[[ Task inputs, beginning ]]

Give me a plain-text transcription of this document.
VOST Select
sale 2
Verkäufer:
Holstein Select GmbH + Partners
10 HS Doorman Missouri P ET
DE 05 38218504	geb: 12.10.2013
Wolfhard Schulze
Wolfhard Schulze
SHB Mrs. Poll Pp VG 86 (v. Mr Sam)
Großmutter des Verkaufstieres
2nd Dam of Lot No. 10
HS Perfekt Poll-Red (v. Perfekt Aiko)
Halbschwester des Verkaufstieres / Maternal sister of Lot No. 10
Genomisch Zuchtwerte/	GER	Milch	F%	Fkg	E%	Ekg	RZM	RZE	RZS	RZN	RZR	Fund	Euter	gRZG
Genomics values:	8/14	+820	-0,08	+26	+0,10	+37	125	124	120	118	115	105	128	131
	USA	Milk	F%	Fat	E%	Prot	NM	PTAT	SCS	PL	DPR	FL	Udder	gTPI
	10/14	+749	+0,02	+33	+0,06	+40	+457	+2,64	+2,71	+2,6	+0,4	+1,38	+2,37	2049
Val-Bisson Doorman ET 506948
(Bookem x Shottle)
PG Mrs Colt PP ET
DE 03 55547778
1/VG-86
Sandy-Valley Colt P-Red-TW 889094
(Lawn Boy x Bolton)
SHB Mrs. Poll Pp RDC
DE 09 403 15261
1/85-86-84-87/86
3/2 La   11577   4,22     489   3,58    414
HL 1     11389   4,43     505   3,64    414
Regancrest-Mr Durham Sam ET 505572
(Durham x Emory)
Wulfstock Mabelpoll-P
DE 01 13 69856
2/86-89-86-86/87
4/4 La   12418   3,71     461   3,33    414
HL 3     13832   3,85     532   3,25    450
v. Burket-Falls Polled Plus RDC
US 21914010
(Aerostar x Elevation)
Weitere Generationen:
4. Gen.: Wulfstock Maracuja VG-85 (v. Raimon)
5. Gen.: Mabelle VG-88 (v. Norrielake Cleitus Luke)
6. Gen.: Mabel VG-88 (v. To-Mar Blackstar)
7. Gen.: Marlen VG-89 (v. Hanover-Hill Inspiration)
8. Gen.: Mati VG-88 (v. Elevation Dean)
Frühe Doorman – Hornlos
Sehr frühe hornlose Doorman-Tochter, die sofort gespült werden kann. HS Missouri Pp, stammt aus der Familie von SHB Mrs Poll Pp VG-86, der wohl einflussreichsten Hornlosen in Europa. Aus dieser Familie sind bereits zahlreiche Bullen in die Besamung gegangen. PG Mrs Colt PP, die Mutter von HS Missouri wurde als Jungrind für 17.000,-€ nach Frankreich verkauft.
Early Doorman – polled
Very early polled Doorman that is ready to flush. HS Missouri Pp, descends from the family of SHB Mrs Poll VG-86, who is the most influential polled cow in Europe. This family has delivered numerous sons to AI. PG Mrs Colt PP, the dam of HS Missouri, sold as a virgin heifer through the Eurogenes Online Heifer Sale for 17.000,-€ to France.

[[ Task inputs, end ]]

Copy each entry above exactly, leaving nothing out.

• [Solution for this problem]:
Give me a plain-text transcription of this document.
VOST Select
sale 2
Verkäufer:
Holstein Select GmbH + Partners
10 HS Doorman Missouri P ET
DE 05 38218504	geb: 12.10.2013
Wolfhard Schulze
Wolfhard Schulze
SHB Mrs. Poll Pp VG 86 (v. Mr Sam)
Großmutter des Verkaufstieres
2nd Dam of Lot No. 10
HS Perfekt Poll-Red (v. Perfekt Aiko)
Halbschwester des Verkaufstieres / Maternal sister of Lot No. 10
Genomisch Zuchtwerte/	GER	Milch	F%	Fkg	E%	Ekg	RZM	RZE	RZS	RZN	RZR	Fund	Euter	gRZG
Genomics values:	8/14	+820	-0,08	+26	+0,10	+37	125	124	120	118	115	105	128	131
	USA	Milk	F%	Fat	E%	Prot	NM	PTAT	SCS	PL	DPR	FL	Udder	gTPI
	10/14	+749	+0,02	+33	+0,06	+40	+457	+2,64	+2,71	+2,6	+0,4	+1,38	+2,37	2049
Val-Bisson Doorman ET 506948
(Bookem x Shottle)
PG Mrs Colt PP ET
DE 03 55547778
1/VG-86
Sandy-Valley Colt P-Red-TW 889094
(Lawn Boy x Bolton)
SHB Mrs. Poll Pp RDC
DE 09 403 15261
1/85-86-84-87/86
3/2 La   11577   4,22     489   3,58    414
HL 1     11389   4,43     505   3,64    414
Regancrest-Mr Durham Sam ET 505572
(Durham x Emory)
Wulfstock Mabelpoll-P
DE 01 13 69856
2/86-89-86-86/87
4/4 La   12418   3,71     461   3,33    414
HL 3     13832   3,85     532   3,25    450
v. Burket-Falls Polled Plus RDC
US 21914010
(Aerostar x Elevation)
Weitere Generationen:
4. Gen.: Wulfstock Maracuja VG-85 (v. Raimon)
5. Gen.: Mabelle VG-88 (v. Norrielake Cleitus Luke)
6. Gen.: Mabel VG-88 (v. To-Mar Blackstar)
7. Gen.: Marlen VG-89 (v. Hanover-Hill Inspiration)
8. Gen.: Mati VG-88 (v. Elevation Dean)
Frühe Doorman – Hornlos
Sehr frühe hornlose Doorman-Tochter, die sofort gespült werden kann. HS Missouri Pp, stammt aus der Familie von SHB Mrs Poll Pp VG-86, der wohl einflussreichsten Hornlosen in Europa. Aus dieser Familie sind bereits zahlreiche Bullen in die Besamung gegangen. PG Mrs Colt PP, die Mutter von HS Missouri wurde als Jungrind für 17.000,-€ nach Frankreich verkauft.
Early Doorman – polled
Very early polled Doorman that is ready to flush. HS Missouri Pp, descends from the family of SHB Mrs Poll VG-86, who is the most influential polled cow in Europe. This family has delivered numerous sons to AI. PG Mrs Colt PP, the dam of HS Missouri, sold as a virgin heifer through the Eurogenes Online Heifer Sale for 17.000,-€ to France.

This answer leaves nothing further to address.